• **TASK INSTRUCTIONS**
Write out all of the entries that follow, word for word, but skip the pictures.

====

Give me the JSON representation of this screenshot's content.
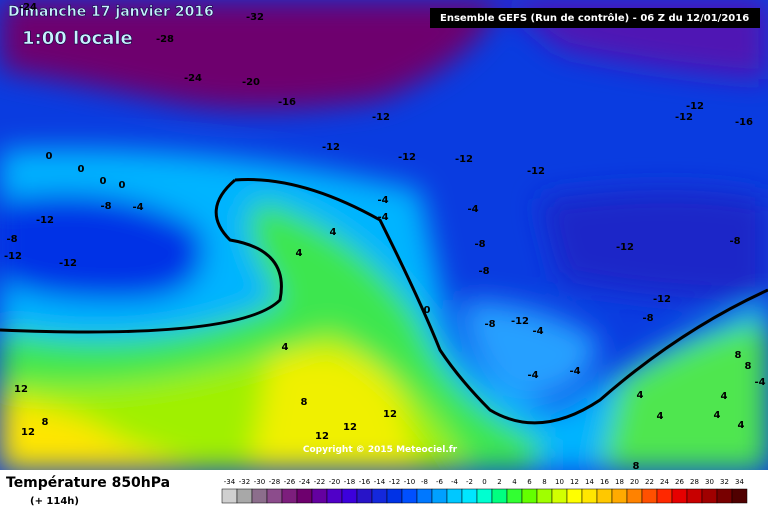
{
  "header": {
    "date": "Dimanche 17 janvier 2016",
    "time": "1:00 locale",
    "run": "Ensemble GEFS  (Run de contrôle)  - 06 Z du 12/01/2016"
  },
  "map": {
    "labels": [
      "-24",
      "-32",
      "-28",
      "-24",
      "-20",
      "-16",
      "-12",
      "-12",
      "-12",
      "-12",
      "-12",
      "-12",
      "-12",
      "-16",
      "0",
      "0",
      "0",
      "0",
      "-8",
      "-4",
      "-12",
      "-8",
      "-12",
      "-12",
      "-4",
      "-4",
      "-4",
      "4",
      "4",
      "-8",
      "-8",
      "-12",
      "-8",
      "-12",
      "0",
      "-8",
      "-12",
      "-4",
      "-8",
      "4",
      "-4",
      "-4",
      "8",
      "8",
      "-4",
      "12",
      "8",
      "4",
      "4",
      "12",
      "12",
      "12",
      "8",
      "4",
      "4",
      "4",
      "12",
      "8"
    ],
    "copyright": "Copyright © 2015 Meteociel.fr"
  },
  "footer": {
    "title": "Température 850hPa",
    "lead": "(+ 114h)"
  },
  "legend": {
    "values": [
      -34,
      -32,
      -30,
      -28,
      -26,
      -24,
      -22,
      -20,
      -18,
      -16,
      -14,
      -12,
      -10,
      -8,
      -6,
      -4,
      -2,
      0,
      2,
      4,
      6,
      8,
      10,
      12,
      14,
      16,
      18,
      20,
      22,
      24,
      26,
      28,
      30,
      32,
      34
    ],
    "colors": [
      "#d0d0d0",
      "#a8a8a8",
      "#8c6e8c",
      "#8c4c8c",
      "#7d1e7d",
      "#6e006e",
      "#6400a0",
      "#5000c8",
      "#3c00dc",
      "#2814c8",
      "#1428dc",
      "#0032e6",
      "#0050ff",
      "#0078ff",
      "#00a0ff",
      "#00c8ff",
      "#00e6ff",
      "#00ffd0",
      "#00ff80",
      "#32ff32",
      "#64ff00",
      "#a0ff00",
      "#d2ff00",
      "#ffff00",
      "#ffe600",
      "#ffc800",
      "#ffaa00",
      "#ff8200",
      "#ff5000",
      "#ff2800",
      "#e60000",
      "#c80000",
      "#a00000",
      "#780000",
      "#500000"
    ]
  }
}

====

• **FINISHED EXERCISE**
Give me the JSON representation of this screenshot's content.
{
  "header": {
    "date": "Dimanche 17 janvier 2016",
    "time": "1:00 locale",
    "run": "Ensemble GEFS  (Run de contrôle)  - 06 Z du 12/01/2016"
  },
  "map": {
    "labels": [
      "-24",
      "-32",
      "-28",
      "-24",
      "-20",
      "-16",
      "-12",
      "-12",
      "-12",
      "-12",
      "-12",
      "-12",
      "-12",
      "-16",
      "0",
      "0",
      "0",
      "0",
      "-8",
      "-4",
      "-12",
      "-8",
      "-12",
      "-12",
      "-4",
      "-4",
      "-4",
      "4",
      "4",
      "-8",
      "-8",
      "-12",
      "-8",
      "-12",
      "0",
      "-8",
      "-12",
      "-4",
      "-8",
      "4",
      "-4",
      "-4",
      "8",
      "8",
      "-4",
      "12",
      "8",
      "4",
      "4",
      "12",
      "12",
      "12",
      "8",
      "4",
      "4",
      "4",
      "12",
      "8"
    ],
    "copyright": "Copyright © 2015 Meteociel.fr"
  },
  "footer": {
    "title": "Température 850hPa",
    "lead": "(+ 114h)"
  },
  "legend": {
    "values": [
      -34,
      -32,
      -30,
      -28,
      -26,
      -24,
      -22,
      -20,
      -18,
      -16,
      -14,
      -12,
      -10,
      -8,
      -6,
      -4,
      -2,
      0,
      2,
      4,
      6,
      8,
      10,
      12,
      14,
      16,
      18,
      20,
      22,
      24,
      26,
      28,
      30,
      32,
      34
    ],
    "colors": [
      "#d0d0d0",
      "#a8a8a8",
      "#8c6e8c",
      "#8c4c8c",
      "#7d1e7d",
      "#6e006e",
      "#6400a0",
      "#5000c8",
      "#3c00dc",
      "#2814c8",
      "#1428dc",
      "#0032e6",
      "#0050ff",
      "#0078ff",
      "#00a0ff",
      "#00c8ff",
      "#00e6ff",
      "#00ffd0",
      "#00ff80",
      "#32ff32",
      "#64ff00",
      "#a0ff00",
      "#d2ff00",
      "#ffff00",
      "#ffe600",
      "#ffc800",
      "#ffaa00",
      "#ff8200",
      "#ff5000",
      "#ff2800",
      "#e60000",
      "#c80000",
      "#a00000",
      "#780000",
      "#500000"
    ]
  }
}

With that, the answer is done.